◆ **Aim**
State the number of lines in the material below that have "label" in them, without any other text.
%%
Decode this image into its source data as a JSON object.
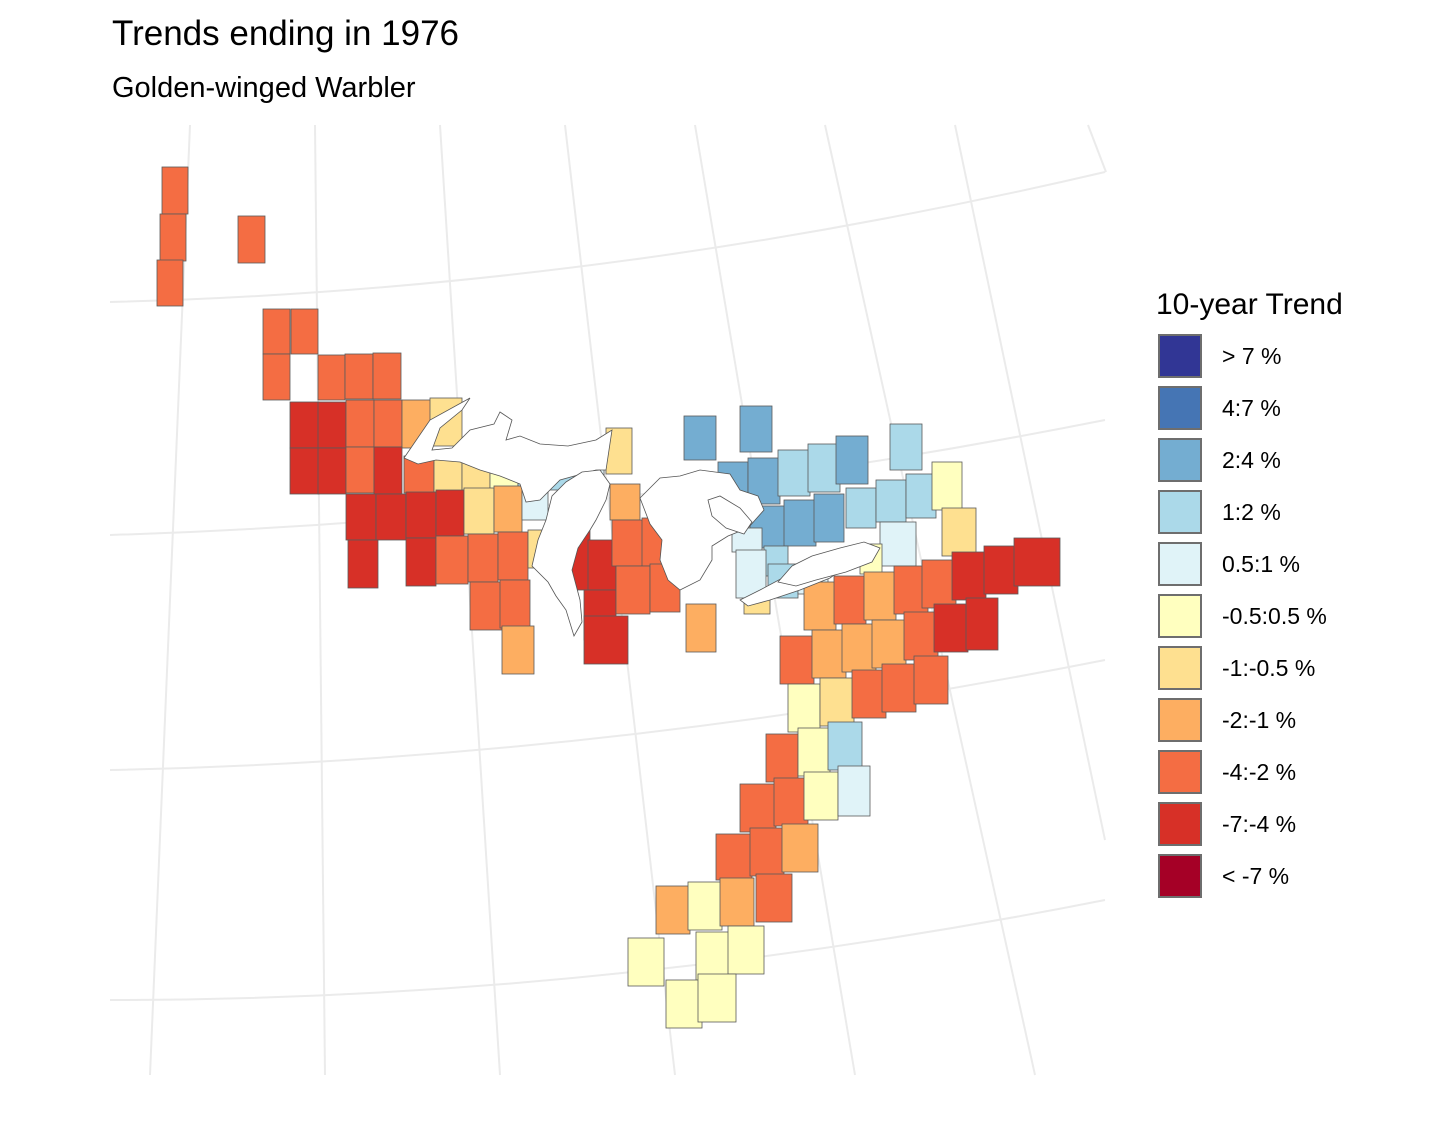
{
  "title": "Trends ending in 1976",
  "subtitle": "Golden-winged Warbler",
  "legend": {
    "title": "10-year Trend",
    "items": [
      {
        "key": "c1",
        "label": "> 7 %",
        "color": "#313695"
      },
      {
        "key": "c2",
        "label": "4:7 %",
        "color": "#4575b4"
      },
      {
        "key": "c3",
        "label": "2:4 %",
        "color": "#74add1"
      },
      {
        "key": "c4",
        "label": "1:2 %",
        "color": "#abd9e9"
      },
      {
        "key": "c5",
        "label": "0.5:1 %",
        "color": "#e0f3f8"
      },
      {
        "key": "c6",
        "label": "-0.5:0.5 %",
        "color": "#ffffbf"
      },
      {
        "key": "c7",
        "label": "-1:-0.5 %",
        "color": "#fee090"
      },
      {
        "key": "c8",
        "label": "-2:-1 %",
        "color": "#fdae61"
      },
      {
        "key": "c9",
        "label": "-4:-2 %",
        "color": "#f46d43"
      },
      {
        "key": "c10",
        "label": "-7:-4 %",
        "color": "#d73027"
      },
      {
        "key": "c11",
        "label": "< -7 %",
        "color": "#a50026"
      }
    ]
  }
}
%%
◆ **Result for this task**
11